WHAT IS ASKED:
Will you transcribe the entries that follow, exactly and in full?

Stored data:
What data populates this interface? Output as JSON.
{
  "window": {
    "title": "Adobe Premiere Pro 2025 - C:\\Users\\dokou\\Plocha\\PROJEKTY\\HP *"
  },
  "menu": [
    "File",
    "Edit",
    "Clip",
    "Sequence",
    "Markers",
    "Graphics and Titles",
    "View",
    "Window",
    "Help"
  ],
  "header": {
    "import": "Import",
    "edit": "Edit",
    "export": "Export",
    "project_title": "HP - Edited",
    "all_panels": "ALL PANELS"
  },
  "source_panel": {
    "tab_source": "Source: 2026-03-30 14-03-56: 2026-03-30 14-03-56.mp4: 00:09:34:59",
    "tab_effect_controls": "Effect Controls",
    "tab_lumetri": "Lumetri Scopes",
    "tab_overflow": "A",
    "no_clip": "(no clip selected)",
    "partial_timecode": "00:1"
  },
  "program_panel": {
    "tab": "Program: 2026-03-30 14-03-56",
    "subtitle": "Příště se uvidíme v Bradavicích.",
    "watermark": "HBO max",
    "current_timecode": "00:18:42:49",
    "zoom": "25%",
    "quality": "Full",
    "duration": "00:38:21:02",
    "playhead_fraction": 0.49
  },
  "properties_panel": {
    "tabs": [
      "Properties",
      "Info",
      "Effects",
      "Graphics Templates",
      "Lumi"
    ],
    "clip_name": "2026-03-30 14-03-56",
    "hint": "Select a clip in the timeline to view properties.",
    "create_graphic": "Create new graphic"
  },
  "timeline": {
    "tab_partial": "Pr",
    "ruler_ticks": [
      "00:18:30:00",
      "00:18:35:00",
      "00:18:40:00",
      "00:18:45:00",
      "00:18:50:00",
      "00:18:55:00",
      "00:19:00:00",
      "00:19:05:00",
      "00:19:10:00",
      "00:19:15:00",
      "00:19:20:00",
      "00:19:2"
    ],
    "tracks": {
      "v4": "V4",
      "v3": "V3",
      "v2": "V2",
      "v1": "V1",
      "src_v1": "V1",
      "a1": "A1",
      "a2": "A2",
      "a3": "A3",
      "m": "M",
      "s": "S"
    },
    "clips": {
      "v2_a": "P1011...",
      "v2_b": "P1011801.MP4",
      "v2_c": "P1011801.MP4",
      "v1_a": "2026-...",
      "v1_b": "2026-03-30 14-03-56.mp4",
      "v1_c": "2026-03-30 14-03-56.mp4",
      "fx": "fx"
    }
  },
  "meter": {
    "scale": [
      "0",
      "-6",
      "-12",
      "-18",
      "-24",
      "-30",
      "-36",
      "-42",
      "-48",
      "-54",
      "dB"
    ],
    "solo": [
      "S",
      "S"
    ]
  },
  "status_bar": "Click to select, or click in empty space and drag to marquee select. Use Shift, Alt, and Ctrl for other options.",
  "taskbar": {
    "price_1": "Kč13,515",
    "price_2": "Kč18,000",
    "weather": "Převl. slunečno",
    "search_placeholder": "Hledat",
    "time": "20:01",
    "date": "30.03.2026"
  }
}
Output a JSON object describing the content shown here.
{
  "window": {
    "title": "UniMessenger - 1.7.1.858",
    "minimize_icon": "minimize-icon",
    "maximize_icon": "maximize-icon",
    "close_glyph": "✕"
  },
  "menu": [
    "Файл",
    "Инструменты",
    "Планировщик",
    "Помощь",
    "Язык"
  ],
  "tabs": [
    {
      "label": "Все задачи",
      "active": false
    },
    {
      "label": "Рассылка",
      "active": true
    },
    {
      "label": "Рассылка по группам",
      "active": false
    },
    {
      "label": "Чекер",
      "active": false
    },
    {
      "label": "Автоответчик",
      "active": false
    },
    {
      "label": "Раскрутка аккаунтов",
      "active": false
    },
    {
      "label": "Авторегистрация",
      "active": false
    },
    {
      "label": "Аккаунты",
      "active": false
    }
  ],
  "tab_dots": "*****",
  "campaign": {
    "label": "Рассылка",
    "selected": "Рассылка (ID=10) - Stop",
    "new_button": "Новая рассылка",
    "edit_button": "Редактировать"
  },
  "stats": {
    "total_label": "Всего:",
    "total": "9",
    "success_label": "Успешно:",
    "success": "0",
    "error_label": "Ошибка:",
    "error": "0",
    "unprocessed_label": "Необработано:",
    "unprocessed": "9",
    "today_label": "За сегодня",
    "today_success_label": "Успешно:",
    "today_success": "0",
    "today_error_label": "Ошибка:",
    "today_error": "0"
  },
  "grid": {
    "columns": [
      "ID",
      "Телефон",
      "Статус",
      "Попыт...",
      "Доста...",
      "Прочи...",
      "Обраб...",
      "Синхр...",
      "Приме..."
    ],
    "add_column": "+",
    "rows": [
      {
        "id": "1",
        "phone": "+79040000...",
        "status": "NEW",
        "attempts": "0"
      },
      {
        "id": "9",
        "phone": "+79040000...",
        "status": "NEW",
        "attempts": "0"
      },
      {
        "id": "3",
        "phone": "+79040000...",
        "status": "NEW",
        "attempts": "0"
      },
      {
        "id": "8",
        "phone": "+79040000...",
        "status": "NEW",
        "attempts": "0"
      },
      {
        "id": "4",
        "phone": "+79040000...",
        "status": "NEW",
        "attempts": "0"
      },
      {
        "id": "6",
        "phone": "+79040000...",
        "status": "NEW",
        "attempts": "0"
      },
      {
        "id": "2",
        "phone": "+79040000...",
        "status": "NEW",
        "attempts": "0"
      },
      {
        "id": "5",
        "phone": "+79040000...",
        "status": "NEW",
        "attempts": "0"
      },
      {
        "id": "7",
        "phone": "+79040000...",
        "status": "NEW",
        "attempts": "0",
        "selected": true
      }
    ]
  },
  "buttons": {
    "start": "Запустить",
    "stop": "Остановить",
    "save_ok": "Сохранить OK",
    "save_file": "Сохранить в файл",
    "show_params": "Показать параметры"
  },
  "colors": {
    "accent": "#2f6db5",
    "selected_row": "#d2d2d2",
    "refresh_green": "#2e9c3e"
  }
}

TASK ANSWER:
What data populates this interface? Output as JSON.
{
  "window": {
    "title": "Adobe Premiere Pro 2025 - C:\\Users\\dokou\\Plocha\\PROJEKTY\\HP *"
  },
  "menu": [
    "File",
    "Edit",
    "Clip",
    "Sequence",
    "Markers",
    "Graphics and Titles",
    "View",
    "Window",
    "Help"
  ],
  "header": {
    "import": "Import",
    "edit": "Edit",
    "export": "Export",
    "project_title": "HP - Edited",
    "all_panels": "ALL PANELS"
  },
  "source_panel": {
    "tab_source": "Source: 2026-03-30 14-03-56: 2026-03-30 14-03-56.mp4: 00:09:34:59",
    "tab_effect_controls": "Effect Controls",
    "tab_lumetri": "Lumetri Scopes",
    "tab_overflow": "A",
    "no_clip": "(no clip selected)",
    "partial_timecode": "00:1"
  },
  "program_panel": {
    "tab": "Program: 2026-03-30 14-03-56",
    "subtitle": "Příště se uvidíme v Bradavicích.",
    "watermark": "HBO max",
    "current_timecode": "00:18:42:49",
    "zoom": "25%",
    "quality": "Full",
    "duration": "00:38:21:02",
    "playhead_fraction": 0.49
  },
  "properties_panel": {
    "tabs": [
      "Properties",
      "Info",
      "Effects",
      "Graphics Templates",
      "Lumi"
    ],
    "clip_name": "2026-03-30 14-03-56",
    "hint": "Select a clip in the timeline to view properties.",
    "create_graphic": "Create new graphic"
  },
  "timeline": {
    "tab_partial": "Pr",
    "ruler_ticks": [
      "00:18:30:00",
      "00:18:35:00",
      "00:18:40:00",
      "00:18:45:00",
      "00:18:50:00",
      "00:18:55:00",
      "00:19:00:00",
      "00:19:05:00",
      "00:19:10:00",
      "00:19:15:00",
      "00:19:20:00",
      "00:19:2"
    ],
    "tracks": {
      "v4": "V4",
      "v3": "V3",
      "v2": "V2",
      "v1": "V1",
      "src_v1": "V1",
      "a1": "A1",
      "a2": "A2",
      "a3": "A3",
      "m": "M",
      "s": "S"
    },
    "clips": {
      "v2_a": "P1011...",
      "v2_b": "P1011801.MP4",
      "v2_c": "P1011801.MP4",
      "v1_a": "2026-...",
      "v1_b": "2026-03-30 14-03-56.mp4",
      "v1_c": "2026-03-30 14-03-56.mp4",
      "fx": "fx"
    }
  },
  "meter": {
    "scale": [
      "0",
      "-6",
      "-12",
      "-18",
      "-24",
      "-30",
      "-36",
      "-42",
      "-48",
      "-54",
      "dB"
    ],
    "solo": [
      "S",
      "S"
    ]
  },
  "status_bar": "Click to select, or click in empty space and drag to marquee select. Use Shift, Alt, and Ctrl for other options.",
  "taskbar": {
    "price_1": "Kč13,515",
    "price_2": "Kč18,000",
    "weather": "Převl. slunečno",
    "search_placeholder": "Hledat",
    "time": "20:01",
    "date": "30.03.2026"
  }
}
Output a JSON object describing the content shown here.
{
  "window": {
    "title": "UniMessenger - 1.7.1.858",
    "minimize_icon": "minimize-icon",
    "maximize_icon": "maximize-icon",
    "close_glyph": "✕"
  },
  "menu": [
    "Файл",
    "Инструменты",
    "Планировщик",
    "Помощь",
    "Язык"
  ],
  "tabs": [
    {
      "label": "Все задачи",
      "active": false
    },
    {
      "label": "Рассылка",
      "active": true
    },
    {
      "label": "Рассылка по группам",
      "active": false
    },
    {
      "label": "Чекер",
      "active": false
    },
    {
      "label": "Автоответчик",
      "active": false
    },
    {
      "label": "Раскрутка аккаунтов",
      "active": false
    },
    {
      "label": "Авторегистрация",
      "active": false
    },
    {
      "label": "Аккаунты",
      "active": false
    }
  ],
  "tab_dots": "*****",
  "campaign": {
    "label": "Рассылка",
    "selected": "Рассылка (ID=10) - Stop",
    "new_button": "Новая рассылка",
    "edit_button": "Редактировать"
  },
  "stats": {
    "total_label": "Всего:",
    "total": "9",
    "success_label": "Успешно:",
    "success": "0",
    "error_label": "Ошибка:",
    "error": "0",
    "unprocessed_label": "Необработано:",
    "unprocessed": "9",
    "today_label": "За сегодня",
    "today_success_label": "Успешно:",
    "today_success": "0",
    "today_error_label": "Ошибка:",
    "today_error": "0"
  },
  "grid": {
    "columns": [
      "ID",
      "Телефон",
      "Статус",
      "Попыт...",
      "Доста...",
      "Прочи...",
      "Обраб...",
      "Синхр...",
      "Приме..."
    ],
    "add_column": "+",
    "rows": [
      {
        "id": "1",
        "phone": "+79040000...",
        "status": "NEW",
        "attempts": "0"
      },
      {
        "id": "9",
        "phone": "+79040000...",
        "status": "NEW",
        "attempts": "0"
      },
      {
        "id": "3",
        "phone": "+79040000...",
        "status": "NEW",
        "attempts": "0"
      },
      {
        "id": "8",
        "phone": "+79040000...",
        "status": "NEW",
        "attempts": "0"
      },
      {
        "id": "4",
        "phone": "+79040000...",
        "status": "NEW",
        "attempts": "0"
      },
      {
        "id": "6",
        "phone": "+79040000...",
        "status": "NEW",
        "attempts": "0"
      },
      {
        "id": "2",
        "phone": "+79040000...",
        "status": "NEW",
        "attempts": "0"
      },
      {
        "id": "5",
        "phone": "+79040000...",
        "status": "NEW",
        "attempts": "0"
      },
      {
        "id": "7",
        "phone": "+79040000...",
        "status": "NEW",
        "attempts": "0",
        "selected": true
      }
    ]
  },
  "buttons": {
    "start": "Запустить",
    "stop": "Остановить",
    "save_ok": "Сохранить OK",
    "save_file": "Сохранить в файл",
    "show_params": "Показать параметры"
  },
  "colors": {
    "accent": "#2f6db5",
    "selected_row": "#d2d2d2",
    "refresh_green": "#2e9c3e"
  }
}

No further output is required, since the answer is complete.